## [Aim of the exercise]
Return each of the following lines verbatim, with no character changed, added or omitted.

## [Material provided]
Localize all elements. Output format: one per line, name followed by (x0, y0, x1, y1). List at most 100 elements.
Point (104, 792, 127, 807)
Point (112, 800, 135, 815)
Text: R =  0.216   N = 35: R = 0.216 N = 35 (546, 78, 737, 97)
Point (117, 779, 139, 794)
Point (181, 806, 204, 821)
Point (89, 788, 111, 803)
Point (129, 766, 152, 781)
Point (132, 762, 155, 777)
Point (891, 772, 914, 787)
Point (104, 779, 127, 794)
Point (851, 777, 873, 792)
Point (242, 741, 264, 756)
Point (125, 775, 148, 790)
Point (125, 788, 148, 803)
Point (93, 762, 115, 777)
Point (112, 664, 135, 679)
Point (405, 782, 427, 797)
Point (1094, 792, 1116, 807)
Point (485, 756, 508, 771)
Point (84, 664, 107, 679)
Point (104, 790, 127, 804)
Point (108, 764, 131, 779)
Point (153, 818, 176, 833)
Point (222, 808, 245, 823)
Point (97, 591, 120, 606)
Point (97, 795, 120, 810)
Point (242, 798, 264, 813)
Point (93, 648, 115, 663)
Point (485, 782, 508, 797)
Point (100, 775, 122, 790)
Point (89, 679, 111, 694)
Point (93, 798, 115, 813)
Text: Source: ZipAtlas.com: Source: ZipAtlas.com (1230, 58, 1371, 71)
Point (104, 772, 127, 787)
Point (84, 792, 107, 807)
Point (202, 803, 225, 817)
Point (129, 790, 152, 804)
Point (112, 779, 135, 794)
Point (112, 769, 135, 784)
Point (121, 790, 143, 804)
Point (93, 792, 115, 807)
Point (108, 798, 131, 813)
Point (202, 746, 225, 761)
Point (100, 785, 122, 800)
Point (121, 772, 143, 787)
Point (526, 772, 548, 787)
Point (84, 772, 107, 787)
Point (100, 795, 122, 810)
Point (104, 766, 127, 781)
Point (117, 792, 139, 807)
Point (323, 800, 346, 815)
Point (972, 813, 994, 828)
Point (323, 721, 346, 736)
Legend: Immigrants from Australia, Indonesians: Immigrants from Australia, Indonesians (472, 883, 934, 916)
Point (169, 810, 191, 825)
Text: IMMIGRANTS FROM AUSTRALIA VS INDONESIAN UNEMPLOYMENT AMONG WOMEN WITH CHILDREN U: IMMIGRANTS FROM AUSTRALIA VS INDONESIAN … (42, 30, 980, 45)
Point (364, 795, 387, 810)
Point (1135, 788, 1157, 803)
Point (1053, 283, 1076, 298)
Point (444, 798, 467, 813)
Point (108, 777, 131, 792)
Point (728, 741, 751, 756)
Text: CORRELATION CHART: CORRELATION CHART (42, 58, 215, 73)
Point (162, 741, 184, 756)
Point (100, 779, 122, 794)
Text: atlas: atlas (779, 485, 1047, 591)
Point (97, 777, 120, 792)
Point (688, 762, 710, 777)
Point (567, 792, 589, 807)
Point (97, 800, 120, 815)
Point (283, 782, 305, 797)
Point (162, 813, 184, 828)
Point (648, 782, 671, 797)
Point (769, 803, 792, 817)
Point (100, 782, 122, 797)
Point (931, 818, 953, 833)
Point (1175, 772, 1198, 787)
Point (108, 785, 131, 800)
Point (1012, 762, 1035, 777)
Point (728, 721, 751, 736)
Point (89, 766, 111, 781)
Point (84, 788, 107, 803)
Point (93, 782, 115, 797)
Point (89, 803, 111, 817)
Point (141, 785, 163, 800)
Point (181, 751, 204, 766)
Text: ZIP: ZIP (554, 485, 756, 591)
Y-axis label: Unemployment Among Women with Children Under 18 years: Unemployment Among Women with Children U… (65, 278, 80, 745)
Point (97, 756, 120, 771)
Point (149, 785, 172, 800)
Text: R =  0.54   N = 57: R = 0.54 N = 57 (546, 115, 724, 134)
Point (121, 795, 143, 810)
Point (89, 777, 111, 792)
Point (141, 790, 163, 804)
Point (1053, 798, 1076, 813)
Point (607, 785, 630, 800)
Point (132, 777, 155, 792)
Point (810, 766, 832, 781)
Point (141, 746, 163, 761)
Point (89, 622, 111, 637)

## [Result of the exercise]
Localize all elements. Output format: one per line, name followed by (x0, y0, x1, y1). List at most 100 elements.
Point (104, 792, 127, 807)
Point (112, 800, 135, 815)
Text: R =  0.216   N = 35: R = 0.216 N = 35 (546, 78, 737, 97)
Point (117, 779, 139, 794)
Point (181, 806, 204, 821)
Point (89, 788, 111, 803)
Point (129, 766, 152, 781)
Point (132, 762, 155, 777)
Point (891, 772, 914, 787)
Point (104, 779, 127, 794)
Point (851, 777, 873, 792)
Point (242, 741, 264, 756)
Point (125, 775, 148, 790)
Point (125, 788, 148, 803)
Point (93, 762, 115, 777)
Point (112, 664, 135, 679)
Point (405, 782, 427, 797)
Point (1094, 792, 1116, 807)
Point (485, 756, 508, 771)
Point (84, 664, 107, 679)
Point (104, 790, 127, 804)
Point (108, 764, 131, 779)
Point (153, 818, 176, 833)
Point (222, 808, 245, 823)
Point (97, 591, 120, 606)
Point (97, 795, 120, 810)
Point (242, 798, 264, 813)
Point (93, 648, 115, 663)
Point (485, 782, 508, 797)
Point (100, 775, 122, 790)
Point (89, 679, 111, 694)
Point (93, 798, 115, 813)
Text: Source: ZipAtlas.com: Source: ZipAtlas.com (1230, 58, 1371, 71)
Point (104, 772, 127, 787)
Point (84, 792, 107, 807)
Point (202, 803, 225, 817)
Point (129, 790, 152, 804)
Point (112, 779, 135, 794)
Point (112, 769, 135, 784)
Point (121, 790, 143, 804)
Point (93, 792, 115, 807)
Point (108, 798, 131, 813)
Point (202, 746, 225, 761)
Point (100, 785, 122, 800)
Point (121, 772, 143, 787)
Point (526, 772, 548, 787)
Point (84, 772, 107, 787)
Point (100, 795, 122, 810)
Point (104, 766, 127, 781)
Point (117, 792, 139, 807)
Point (323, 800, 346, 815)
Point (972, 813, 994, 828)
Point (323, 721, 346, 736)
Legend: Immigrants from Australia, Indonesians: Immigrants from Australia, Indonesians (472, 883, 934, 916)
Point (169, 810, 191, 825)
Text: IMMIGRANTS FROM AUSTRALIA VS INDONESIAN UNEMPLOYMENT AMONG WOMEN WITH CHILDREN U: IMMIGRANTS FROM AUSTRALIA VS INDONESIAN … (42, 30, 980, 45)
Point (364, 795, 387, 810)
Point (1135, 788, 1157, 803)
Point (1053, 283, 1076, 298)
Point (444, 798, 467, 813)
Point (108, 777, 131, 792)
Point (728, 741, 751, 756)
Text: CORRELATION CHART: CORRELATION CHART (42, 58, 215, 73)
Point (162, 741, 184, 756)
Point (100, 779, 122, 794)
Text: atlas: atlas (779, 485, 1047, 591)
Point (97, 777, 120, 792)
Point (688, 762, 710, 777)
Point (567, 792, 589, 807)
Point (97, 800, 120, 815)
Point (283, 782, 305, 797)
Point (162, 813, 184, 828)
Point (648, 782, 671, 797)
Point (769, 803, 792, 817)
Point (100, 782, 122, 797)
Point (931, 818, 953, 833)
Point (1175, 772, 1198, 787)
Point (108, 785, 131, 800)
Point (1012, 762, 1035, 777)
Point (728, 721, 751, 736)
Point (89, 766, 111, 781)
Point (84, 788, 107, 803)
Point (93, 782, 115, 797)
Point (89, 803, 111, 817)
Point (141, 785, 163, 800)
Point (181, 751, 204, 766)
Text: ZIP: ZIP (554, 485, 756, 591)
Y-axis label: Unemployment Among Women with Children Under 18 years: Unemployment Among Women with Children U… (65, 278, 80, 745)
Point (97, 756, 120, 771)
Point (149, 785, 172, 800)
Text: R =  0.54   N = 57: R = 0.54 N = 57 (546, 115, 724, 134)
Point (121, 795, 143, 810)
Point (89, 777, 111, 792)
Point (141, 790, 163, 804)
Point (1053, 798, 1076, 813)
Point (607, 785, 630, 800)
Point (132, 777, 155, 792)
Point (810, 766, 832, 781)
Point (141, 746, 163, 761)
Point (89, 622, 111, 637)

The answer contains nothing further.